Work to be completed:
What follows are records. Restate all of them word for word.

[Entries taken from a collection]
════════════════

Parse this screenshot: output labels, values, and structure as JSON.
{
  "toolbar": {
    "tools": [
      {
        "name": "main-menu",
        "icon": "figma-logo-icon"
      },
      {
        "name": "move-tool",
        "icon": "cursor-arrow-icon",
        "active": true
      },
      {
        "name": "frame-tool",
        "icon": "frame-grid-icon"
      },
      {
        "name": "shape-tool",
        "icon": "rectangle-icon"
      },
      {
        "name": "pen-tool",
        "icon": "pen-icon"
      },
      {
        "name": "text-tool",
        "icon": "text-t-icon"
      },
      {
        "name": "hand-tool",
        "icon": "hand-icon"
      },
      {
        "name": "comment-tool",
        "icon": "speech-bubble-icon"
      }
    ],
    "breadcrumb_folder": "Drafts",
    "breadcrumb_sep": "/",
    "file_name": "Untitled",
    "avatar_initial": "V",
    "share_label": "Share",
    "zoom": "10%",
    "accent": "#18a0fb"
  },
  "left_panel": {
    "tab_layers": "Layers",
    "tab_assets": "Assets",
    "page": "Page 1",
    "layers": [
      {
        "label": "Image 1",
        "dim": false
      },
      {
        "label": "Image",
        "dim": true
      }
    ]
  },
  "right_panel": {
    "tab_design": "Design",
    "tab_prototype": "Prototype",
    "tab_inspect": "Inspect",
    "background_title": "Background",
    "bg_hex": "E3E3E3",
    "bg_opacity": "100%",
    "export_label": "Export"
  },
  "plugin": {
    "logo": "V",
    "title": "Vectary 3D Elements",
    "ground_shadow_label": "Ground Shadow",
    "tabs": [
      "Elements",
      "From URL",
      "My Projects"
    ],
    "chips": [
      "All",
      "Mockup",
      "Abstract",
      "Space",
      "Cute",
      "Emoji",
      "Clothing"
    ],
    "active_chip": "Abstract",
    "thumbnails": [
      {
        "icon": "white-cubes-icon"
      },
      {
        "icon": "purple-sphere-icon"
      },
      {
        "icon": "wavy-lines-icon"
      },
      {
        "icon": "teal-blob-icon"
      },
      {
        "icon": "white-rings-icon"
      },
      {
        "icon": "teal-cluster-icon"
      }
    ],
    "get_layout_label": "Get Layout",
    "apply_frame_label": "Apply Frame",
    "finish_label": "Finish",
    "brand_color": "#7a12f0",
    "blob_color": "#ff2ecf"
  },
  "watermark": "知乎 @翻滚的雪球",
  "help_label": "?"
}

════════════════

Solved problem:
Parse this screenshot: output labels, values, and structure as JSON.
{
  "toolbar": {
    "tools": [
      {
        "name": "main-menu",
        "icon": "figma-logo-icon"
      },
      {
        "name": "move-tool",
        "icon": "cursor-arrow-icon",
        "active": true
      },
      {
        "name": "frame-tool",
        "icon": "frame-grid-icon"
      },
      {
        "name": "shape-tool",
        "icon": "rectangle-icon"
      },
      {
        "name": "pen-tool",
        "icon": "pen-icon"
      },
      {
        "name": "text-tool",
        "icon": "text-t-icon"
      },
      {
        "name": "hand-tool",
        "icon": "hand-icon"
      },
      {
        "name": "comment-tool",
        "icon": "speech-bubble-icon"
      }
    ],
    "breadcrumb_folder": "Drafts",
    "breadcrumb_sep": "/",
    "file_name": "Untitled",
    "avatar_initial": "V",
    "share_label": "Share",
    "zoom": "10%",
    "accent": "#18a0fb"
  },
  "left_panel": {
    "tab_layers": "Layers",
    "tab_assets": "Assets",
    "page": "Page 1",
    "layers": [
      {
        "label": "Image 1",
        "dim": false
      },
      {
        "label": "Image",
        "dim": true
      }
    ]
  },
  "right_panel": {
    "tab_design": "Design",
    "tab_prototype": "Prototype",
    "tab_inspect": "Inspect",
    "background_title": "Background",
    "bg_hex": "E3E3E3",
    "bg_opacity": "100%",
    "export_label": "Export"
  },
  "plugin": {
    "logo": "V",
    "title": "Vectary 3D Elements",
    "ground_shadow_label": "Ground Shadow",
    "tabs": [
      "Elements",
      "From URL",
      "My Projects"
    ],
    "chips": [
      "All",
      "Mockup",
      "Abstract",
      "Space",
      "Cute",
      "Emoji",
      "Clothing"
    ],
    "active_chip": "Abstract",
    "thumbnails": [
      {
        "icon": "white-cubes-icon"
      },
      {
        "icon": "purple-sphere-icon"
      },
      {
        "icon": "wavy-lines-icon"
      },
      {
        "icon": "teal-blob-icon"
      },
      {
        "icon": "white-rings-icon"
      },
      {
        "icon": "teal-cluster-icon"
      }
    ],
    "get_layout_label": "Get Layout",
    "apply_frame_label": "Apply Frame",
    "finish_label": "Finish",
    "brand_color": "#7a12f0",
    "blob_color": "#ff2ecf"
  },
  "watermark": "知乎 @翻滚的雪球",
  "help_label": "?"
}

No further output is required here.